→ TASK STATEMENT
Identify the lines that include the word "Supply", then copy all of them.

---------- DATASET ENTRIES

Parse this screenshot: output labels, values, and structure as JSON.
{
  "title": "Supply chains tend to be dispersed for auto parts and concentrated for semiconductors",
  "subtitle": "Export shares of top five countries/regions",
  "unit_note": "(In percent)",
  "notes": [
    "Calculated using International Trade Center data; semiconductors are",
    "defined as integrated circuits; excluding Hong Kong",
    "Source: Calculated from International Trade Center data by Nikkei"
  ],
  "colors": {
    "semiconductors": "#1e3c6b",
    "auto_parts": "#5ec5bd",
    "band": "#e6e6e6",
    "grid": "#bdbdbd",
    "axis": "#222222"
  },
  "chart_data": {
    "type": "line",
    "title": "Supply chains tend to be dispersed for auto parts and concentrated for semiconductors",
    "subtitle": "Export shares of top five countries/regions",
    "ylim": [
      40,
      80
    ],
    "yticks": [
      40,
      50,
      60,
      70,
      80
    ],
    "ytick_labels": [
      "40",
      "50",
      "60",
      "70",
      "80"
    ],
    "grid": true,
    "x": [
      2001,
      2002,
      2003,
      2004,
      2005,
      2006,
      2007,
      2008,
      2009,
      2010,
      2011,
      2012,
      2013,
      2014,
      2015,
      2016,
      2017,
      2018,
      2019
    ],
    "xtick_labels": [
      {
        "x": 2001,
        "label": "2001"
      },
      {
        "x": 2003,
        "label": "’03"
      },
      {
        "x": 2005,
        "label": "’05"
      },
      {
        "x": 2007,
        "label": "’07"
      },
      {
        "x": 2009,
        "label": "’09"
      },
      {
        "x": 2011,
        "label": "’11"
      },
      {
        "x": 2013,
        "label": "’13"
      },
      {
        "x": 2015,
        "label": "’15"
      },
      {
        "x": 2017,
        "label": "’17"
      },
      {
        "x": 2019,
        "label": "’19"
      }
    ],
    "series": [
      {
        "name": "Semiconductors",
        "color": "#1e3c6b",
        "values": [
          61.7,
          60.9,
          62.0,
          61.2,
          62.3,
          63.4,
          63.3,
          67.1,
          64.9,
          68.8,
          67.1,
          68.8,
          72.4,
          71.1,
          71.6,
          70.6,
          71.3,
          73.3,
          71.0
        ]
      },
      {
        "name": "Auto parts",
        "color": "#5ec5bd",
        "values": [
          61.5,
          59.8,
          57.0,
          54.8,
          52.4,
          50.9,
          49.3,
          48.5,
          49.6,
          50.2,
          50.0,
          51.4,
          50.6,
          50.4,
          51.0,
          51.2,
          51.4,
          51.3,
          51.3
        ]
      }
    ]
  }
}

--------------------
---------- DATASET ENTRIES

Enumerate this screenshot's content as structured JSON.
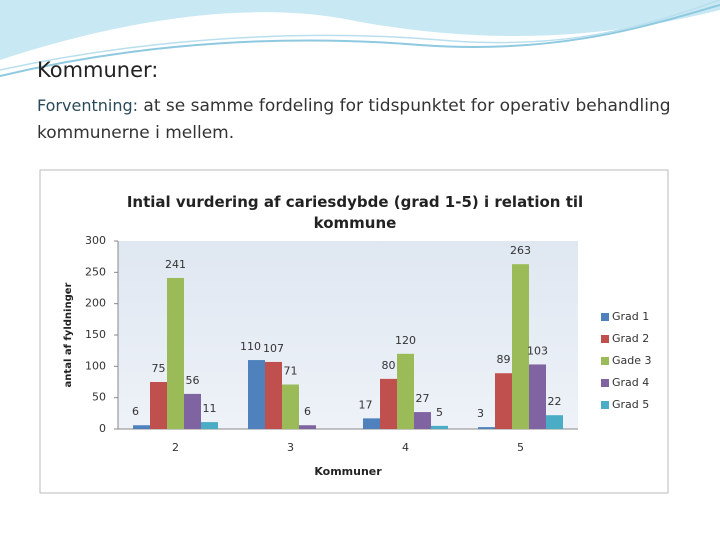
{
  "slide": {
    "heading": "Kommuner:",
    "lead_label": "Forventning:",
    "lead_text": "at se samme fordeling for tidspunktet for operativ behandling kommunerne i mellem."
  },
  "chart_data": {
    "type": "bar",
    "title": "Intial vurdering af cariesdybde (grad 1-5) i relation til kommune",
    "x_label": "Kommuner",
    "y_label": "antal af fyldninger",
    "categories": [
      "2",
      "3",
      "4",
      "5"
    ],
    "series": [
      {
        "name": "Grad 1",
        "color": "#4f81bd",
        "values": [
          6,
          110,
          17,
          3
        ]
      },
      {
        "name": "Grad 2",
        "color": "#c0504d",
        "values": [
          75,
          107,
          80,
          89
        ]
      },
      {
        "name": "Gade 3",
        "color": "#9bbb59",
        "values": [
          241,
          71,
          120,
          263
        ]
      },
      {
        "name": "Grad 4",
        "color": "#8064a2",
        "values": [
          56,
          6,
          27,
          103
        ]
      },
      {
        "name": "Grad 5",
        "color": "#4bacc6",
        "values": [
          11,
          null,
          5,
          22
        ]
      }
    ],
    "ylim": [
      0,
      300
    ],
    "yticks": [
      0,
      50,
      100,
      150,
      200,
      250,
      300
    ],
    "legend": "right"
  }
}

--------------------
---------- DATASET ENTRIES

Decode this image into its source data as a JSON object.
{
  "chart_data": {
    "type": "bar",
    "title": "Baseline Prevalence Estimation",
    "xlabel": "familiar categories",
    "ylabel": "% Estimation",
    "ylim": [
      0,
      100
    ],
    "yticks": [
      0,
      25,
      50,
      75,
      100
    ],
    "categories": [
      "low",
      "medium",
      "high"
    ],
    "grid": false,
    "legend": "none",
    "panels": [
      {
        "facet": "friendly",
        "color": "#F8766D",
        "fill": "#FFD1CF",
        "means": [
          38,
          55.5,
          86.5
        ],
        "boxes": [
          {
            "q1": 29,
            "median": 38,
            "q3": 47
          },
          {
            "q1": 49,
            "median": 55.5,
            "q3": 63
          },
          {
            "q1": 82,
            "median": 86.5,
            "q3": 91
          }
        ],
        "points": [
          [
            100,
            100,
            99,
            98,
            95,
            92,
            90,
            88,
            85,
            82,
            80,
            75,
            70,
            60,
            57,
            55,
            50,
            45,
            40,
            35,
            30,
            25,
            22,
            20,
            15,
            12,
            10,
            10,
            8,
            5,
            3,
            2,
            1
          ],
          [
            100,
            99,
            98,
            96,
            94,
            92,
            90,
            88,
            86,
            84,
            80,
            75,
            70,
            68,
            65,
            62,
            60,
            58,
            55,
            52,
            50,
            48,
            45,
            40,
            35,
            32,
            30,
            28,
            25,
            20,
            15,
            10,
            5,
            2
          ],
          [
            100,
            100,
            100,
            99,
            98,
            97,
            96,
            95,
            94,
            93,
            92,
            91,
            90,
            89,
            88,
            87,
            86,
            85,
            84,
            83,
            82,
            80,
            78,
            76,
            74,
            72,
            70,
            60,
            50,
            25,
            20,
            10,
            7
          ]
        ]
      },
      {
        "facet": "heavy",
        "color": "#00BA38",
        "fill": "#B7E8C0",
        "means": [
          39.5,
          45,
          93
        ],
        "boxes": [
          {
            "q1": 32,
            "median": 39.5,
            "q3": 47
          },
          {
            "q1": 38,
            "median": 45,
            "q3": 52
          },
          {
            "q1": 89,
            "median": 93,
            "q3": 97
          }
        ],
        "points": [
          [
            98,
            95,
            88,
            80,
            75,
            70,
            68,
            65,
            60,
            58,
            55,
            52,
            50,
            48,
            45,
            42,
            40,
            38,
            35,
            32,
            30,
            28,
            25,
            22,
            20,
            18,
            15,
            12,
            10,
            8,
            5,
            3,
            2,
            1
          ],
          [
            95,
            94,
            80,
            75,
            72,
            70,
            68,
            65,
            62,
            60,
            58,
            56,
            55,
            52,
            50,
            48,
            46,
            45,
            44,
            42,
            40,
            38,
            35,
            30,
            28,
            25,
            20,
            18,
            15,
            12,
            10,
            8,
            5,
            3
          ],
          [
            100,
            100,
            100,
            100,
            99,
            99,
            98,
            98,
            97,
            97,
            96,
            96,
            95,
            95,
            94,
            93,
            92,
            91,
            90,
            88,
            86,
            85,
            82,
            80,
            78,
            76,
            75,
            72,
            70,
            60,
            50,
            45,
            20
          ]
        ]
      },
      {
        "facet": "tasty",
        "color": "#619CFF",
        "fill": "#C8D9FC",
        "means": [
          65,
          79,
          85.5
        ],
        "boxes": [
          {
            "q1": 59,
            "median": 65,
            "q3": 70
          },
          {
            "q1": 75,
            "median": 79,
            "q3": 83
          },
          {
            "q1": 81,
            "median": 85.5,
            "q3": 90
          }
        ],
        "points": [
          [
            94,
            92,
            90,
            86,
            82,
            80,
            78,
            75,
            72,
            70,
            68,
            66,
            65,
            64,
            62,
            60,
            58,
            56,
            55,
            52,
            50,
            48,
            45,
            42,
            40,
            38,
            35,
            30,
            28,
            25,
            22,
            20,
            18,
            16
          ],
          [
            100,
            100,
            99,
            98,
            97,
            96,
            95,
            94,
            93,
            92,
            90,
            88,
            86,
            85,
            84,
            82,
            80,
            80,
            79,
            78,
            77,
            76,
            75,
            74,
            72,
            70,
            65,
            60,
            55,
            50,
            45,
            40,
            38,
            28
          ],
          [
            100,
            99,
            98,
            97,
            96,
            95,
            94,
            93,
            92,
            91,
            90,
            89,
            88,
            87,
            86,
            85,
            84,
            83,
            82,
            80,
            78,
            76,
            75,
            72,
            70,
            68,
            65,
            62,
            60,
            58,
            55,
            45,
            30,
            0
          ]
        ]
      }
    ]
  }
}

--------------------

→ IN RESPONSE
  "title": "Supply chains tend to be dispersed for auto parts and concentrated for semiconductors",
    "title": "Supply chains tend to be dispersed for auto parts and concentrated for semiconductors",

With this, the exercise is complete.